_JOB_
Copy every line from the data below in which the string "manufacturing" can be found.

(Structured figure records)
******

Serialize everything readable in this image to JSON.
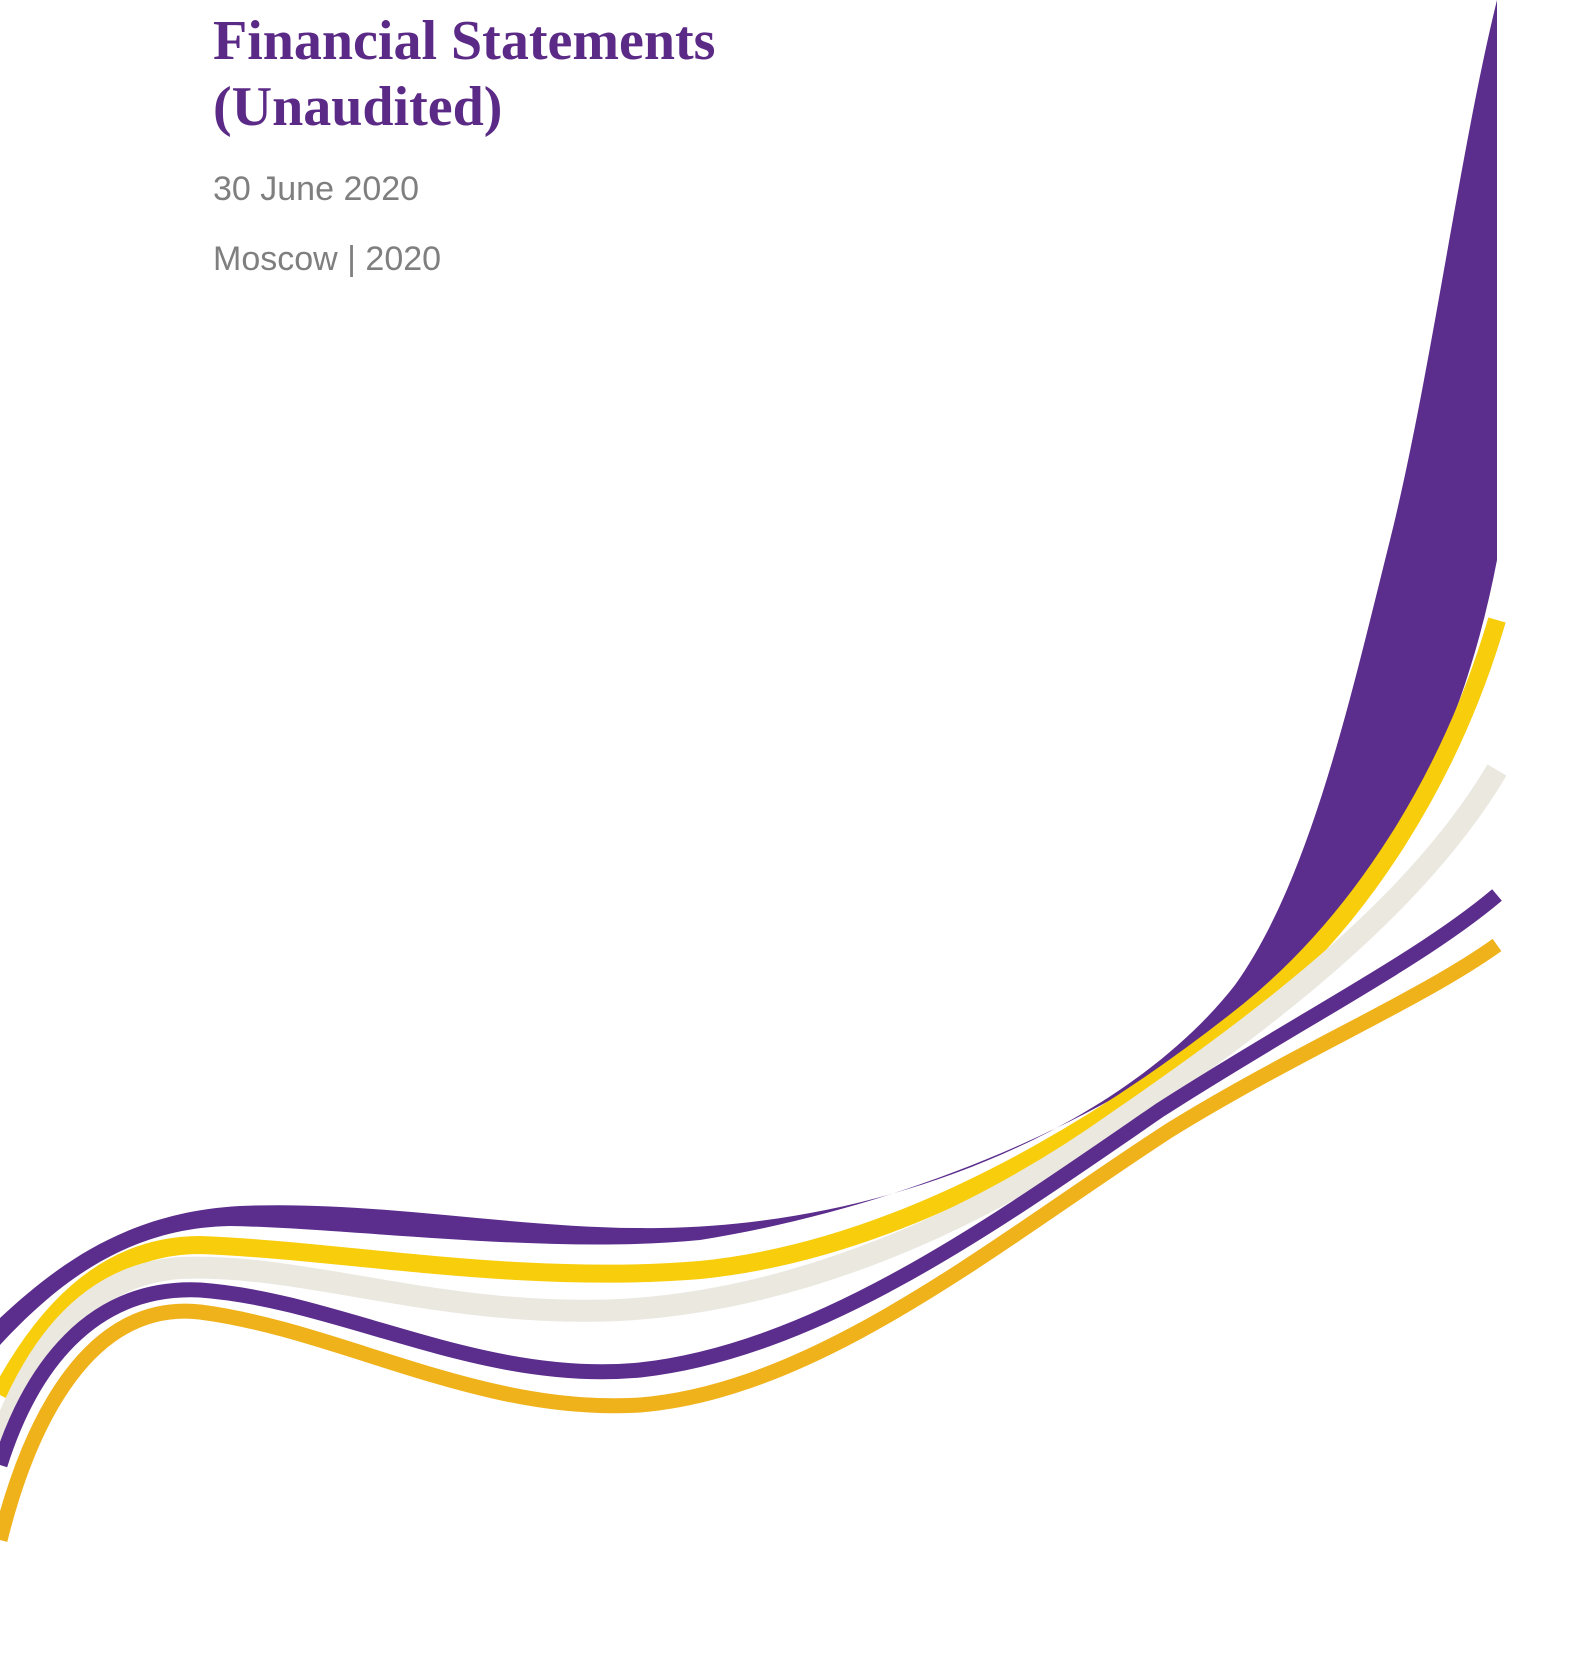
{
  "header": {
    "title_lines": [
      "Financial Statements",
      "(Unaudited)"
    ],
    "date": "30 June 2020",
    "location": "Moscow | 2020"
  }
}
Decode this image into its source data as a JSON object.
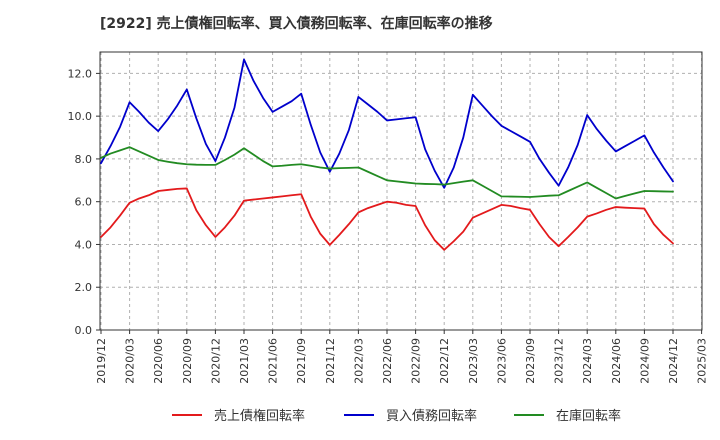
{
  "chart_data": {
    "type": "line",
    "title": "[2922]  売上債権回転率、買入債務回転率、在庫回転率の推移",
    "xlabel": "",
    "ylabel": "",
    "ylim": [
      0,
      13
    ],
    "yticks": [
      0.0,
      2.0,
      4.0,
      6.0,
      8.0,
      10.0,
      12.0
    ],
    "ytick_labels": [
      "0.0",
      "2.0",
      "4.0",
      "6.0",
      "8.0",
      "10.0",
      "12.0"
    ],
    "x_tick_labels": [
      "2019/12",
      "2020/03",
      "2020/06",
      "2020/09",
      "2020/12",
      "2021/03",
      "2021/06",
      "2021/09",
      "2021/12",
      "2022/03",
      "2022/06",
      "2022/09",
      "2022/12",
      "2023/03",
      "2023/06",
      "2023/09",
      "2023/12",
      "2024/03",
      "2024/06",
      "2024/09",
      "2024/12",
      "2025/03"
    ],
    "x_months": [
      "2019/12",
      "2020/01",
      "2020/02",
      "2020/03",
      "2020/04",
      "2020/05",
      "2020/06",
      "2020/07",
      "2020/08",
      "2020/09",
      "2020/10",
      "2020/11",
      "2020/12",
      "2021/01",
      "2021/02",
      "2021/03",
      "2021/04",
      "2021/05",
      "2021/06",
      "2021/07",
      "2021/08",
      "2021/09",
      "2021/10",
      "2021/11",
      "2021/12",
      "2022/01",
      "2022/02",
      "2022/03",
      "2022/04",
      "2022/05",
      "2022/06",
      "2022/07",
      "2022/08",
      "2022/09",
      "2022/10",
      "2022/11",
      "2022/12",
      "2023/01",
      "2023/02",
      "2023/03",
      "2023/04",
      "2023/05",
      "2023/06",
      "2023/07",
      "2023/08",
      "2023/09",
      "2023/10",
      "2023/11",
      "2023/12",
      "2024/01",
      "2024/02",
      "2024/03",
      "2024/04",
      "2024/05",
      "2024/06",
      "2024/07",
      "2024/08",
      "2024/09",
      "2024/10",
      "2024/11",
      "2024/12"
    ],
    "grid": true,
    "legend_position": "bottom",
    "series": [
      {
        "name": "売上債権回転率",
        "color": "#e31a1c",
        "values": [
          4.35,
          4.8,
          5.35,
          5.95,
          6.15,
          6.3,
          6.5,
          6.55,
          6.6,
          6.62,
          5.6,
          4.9,
          4.35,
          4.8,
          5.35,
          6.05,
          6.1,
          6.15,
          6.2,
          6.25,
          6.3,
          6.35,
          5.3,
          4.5,
          3.98,
          4.45,
          4.95,
          5.5,
          5.7,
          5.85,
          6.0,
          5.95,
          5.85,
          5.8,
          4.9,
          4.2,
          3.75,
          4.15,
          4.6,
          5.25,
          5.45,
          5.65,
          5.85,
          5.8,
          5.7,
          5.62,
          4.95,
          4.35,
          3.92,
          4.35,
          4.8,
          5.3,
          5.45,
          5.62,
          5.75,
          5.72,
          5.7,
          5.68,
          4.95,
          4.45,
          4.05
        ]
      },
      {
        "name": "買入債務回転率",
        "color": "#0000cc",
        "values": [
          7.8,
          8.6,
          9.5,
          10.65,
          10.2,
          9.7,
          9.3,
          9.85,
          10.5,
          11.25,
          9.9,
          8.7,
          7.9,
          9.0,
          10.4,
          12.65,
          11.65,
          10.85,
          10.2,
          10.45,
          10.7,
          11.05,
          9.6,
          8.3,
          7.4,
          8.25,
          9.35,
          10.9,
          10.55,
          10.2,
          9.8,
          9.85,
          9.9,
          9.95,
          8.45,
          7.45,
          6.65,
          7.6,
          9.0,
          11.0,
          10.5,
          10.0,
          9.55,
          9.3,
          9.05,
          8.8,
          8.0,
          7.35,
          6.75,
          7.6,
          8.65,
          10.05,
          9.4,
          8.85,
          8.35,
          8.6,
          8.85,
          9.1,
          8.3,
          7.6,
          6.95
        ]
      },
      {
        "name": "在庫回転率",
        "color": "#228b22",
        "values": [
          8.05,
          8.25,
          8.4,
          8.55,
          8.35,
          8.15,
          7.95,
          7.87,
          7.8,
          7.75,
          7.73,
          7.72,
          7.72,
          7.95,
          8.2,
          8.5,
          8.2,
          7.9,
          7.65,
          7.68,
          7.72,
          7.75,
          7.68,
          7.6,
          7.55,
          7.57,
          7.58,
          7.6,
          7.4,
          7.2,
          7.0,
          6.95,
          6.9,
          6.85,
          6.83,
          6.82,
          6.8,
          6.87,
          6.94,
          7.0,
          6.75,
          6.5,
          6.25,
          6.24,
          6.23,
          6.22,
          6.25,
          6.28,
          6.3,
          6.5,
          6.7,
          6.9,
          6.65,
          6.4,
          6.15,
          6.27,
          6.39,
          6.5,
          6.49,
          6.48,
          6.47
        ]
      }
    ]
  }
}
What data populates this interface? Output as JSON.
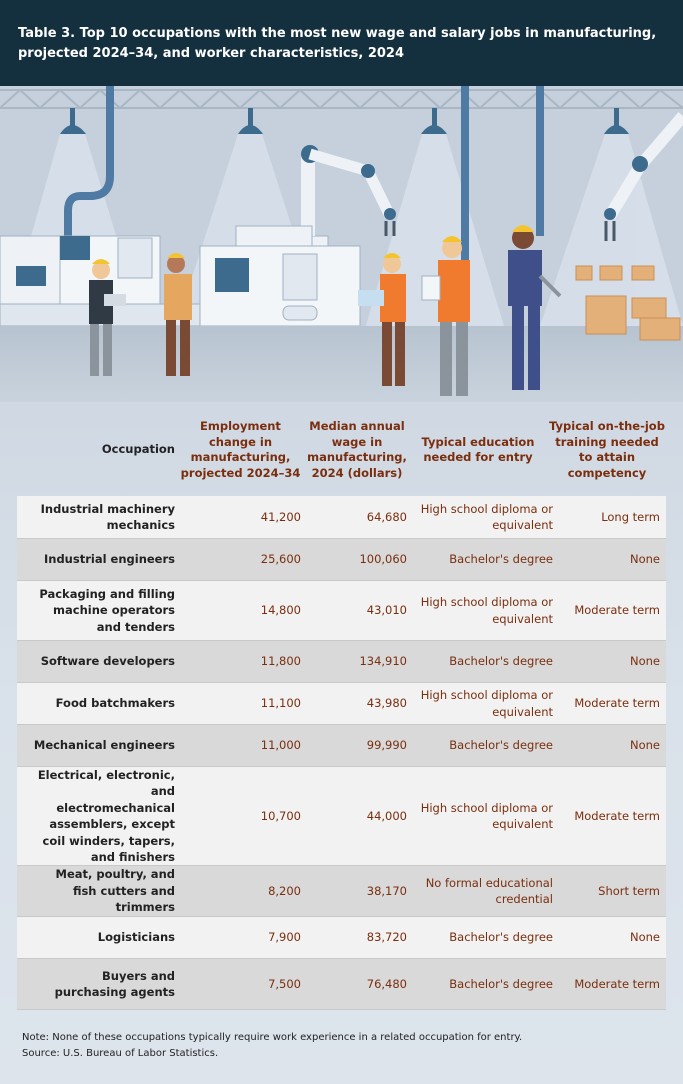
{
  "title": "Table 3. Top 10 occupations with the most new wage and salary jobs in manufacturing, projected 2024–34, and worker characteristics, 2024",
  "columns": {
    "occupation": "Occupation",
    "employment": "Employment change in manufacturing, projected 2024–34",
    "wage": "Median annual wage in manufacturing, 2024 (dollars)",
    "education": "Typical education needed for entry",
    "training": "Typical on-the-job training needed to attain competency"
  },
  "rows": [
    {
      "occupation": "Industrial machinery mechanics",
      "employment": "41,200",
      "wage": "64,680",
      "education": "High school diploma or equivalent",
      "training": "Long term"
    },
    {
      "occupation": "Industrial engineers",
      "employment": "25,600",
      "wage": "100,060",
      "education": "Bachelor's degree",
      "training": "None"
    },
    {
      "occupation": "Packaging and filling machine operators and tenders",
      "employment": "14,800",
      "wage": "43,010",
      "education": "High school diploma or equivalent",
      "training": "Moderate term"
    },
    {
      "occupation": "Software developers",
      "employment": "11,800",
      "wage": "134,910",
      "education": "Bachelor's degree",
      "training": "None"
    },
    {
      "occupation": "Food batchmakers",
      "employment": "11,100",
      "wage": "43,980",
      "education": "High school diploma or equivalent",
      "training": "Moderate term"
    },
    {
      "occupation": "Mechanical engineers",
      "employment": "11,000",
      "wage": "99,990",
      "education": "Bachelor's degree",
      "training": "None"
    },
    {
      "occupation": "Electrical, electronic, and electromechanical assemblers, except coil winders, tapers, and finishers",
      "employment": "10,700",
      "wage": "44,000",
      "education": "High school diploma or equivalent",
      "training": "Moderate term"
    },
    {
      "occupation": "Meat, poultry, and fish cutters and trimmers",
      "employment": "8,200",
      "wage": "38,170",
      "education": "No formal educational credential",
      "training": "Short term"
    },
    {
      "occupation": "Logisticians",
      "employment": "7,900",
      "wage": "83,720",
      "education": "Bachelor's degree",
      "training": "None"
    },
    {
      "occupation": "Buyers and purchasing agents",
      "employment": "7,500",
      "wage": "76,480",
      "education": "Bachelor's degree",
      "training": "Moderate term"
    }
  ],
  "footer": {
    "note": "Note: None of these occupations typically require work experience in a related occupation for entry.",
    "source": "Source: U.S. Bureau of Labor Statistics."
  },
  "colors": {
    "title_bg": "#14303f",
    "accent_text": "#7a2e0e",
    "row_light": "#f2f2f2",
    "row_dark": "#d9d9d9"
  }
}
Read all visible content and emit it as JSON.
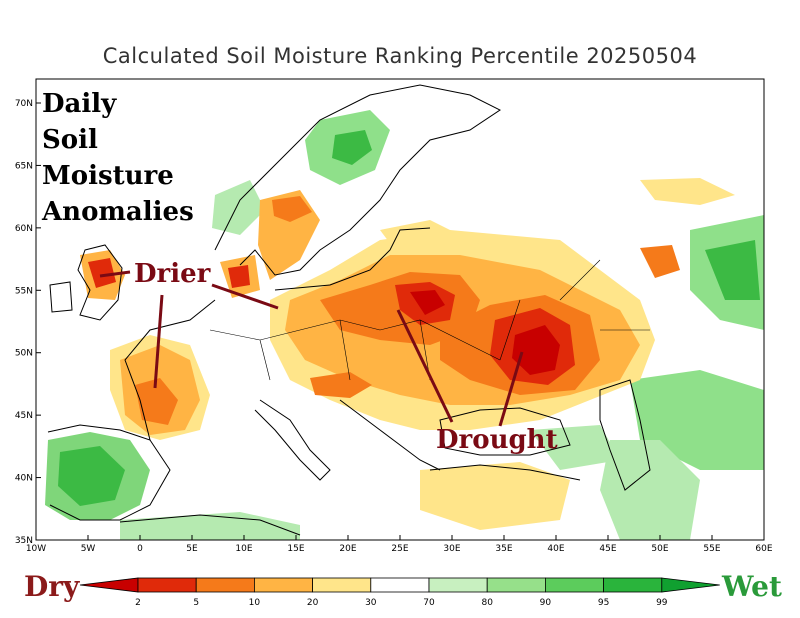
{
  "title": "Calculated Soil Moisture Ranking Percentile 20250504",
  "overlay": {
    "heading_lines": [
      "Daily",
      "Soil",
      "Moisture",
      "Anomalies"
    ],
    "drier_label": "Drier",
    "drought_label": "Drought"
  },
  "axes": {
    "lat_labels": [
      "70N",
      "65N",
      "60N",
      "55N",
      "50N",
      "45N",
      "40N",
      "35N"
    ],
    "lon_labels": [
      "10W",
      "5W",
      "0",
      "5E",
      "10E",
      "15E",
      "20E",
      "25E",
      "30E",
      "35E",
      "40E",
      "45E",
      "50E",
      "55E",
      "60E"
    ]
  },
  "legend": {
    "dry_label": "Dry",
    "wet_label": "Wet",
    "thresholds": [
      "2",
      "5",
      "10",
      "20",
      "30",
      "70",
      "80",
      "90",
      "95",
      "99"
    ],
    "colors": [
      "#c80000",
      "#e02a0a",
      "#f57a1a",
      "#ffb444",
      "#ffe58a",
      "#ffffff",
      "#c8f0c0",
      "#96e08a",
      "#5ccc5c",
      "#2ab43c",
      "#10a030"
    ],
    "dry_color": "#8b1a1a",
    "wet_color": "#2a9a3a"
  },
  "annotation_color": "#7a0a14"
}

******

_SOLUTION TO THIS PROBLEM_
  "title": "Table 3. Top 10 occupations with the most new wage and salary jobs in manufacturing, projected 2024–34, and worker characteristics, 2024",
    "employment": "Employment change in manufacturing, projected 2024–34",
    "wage": "Median annual wage in manufacturing, 2024 (dollars)",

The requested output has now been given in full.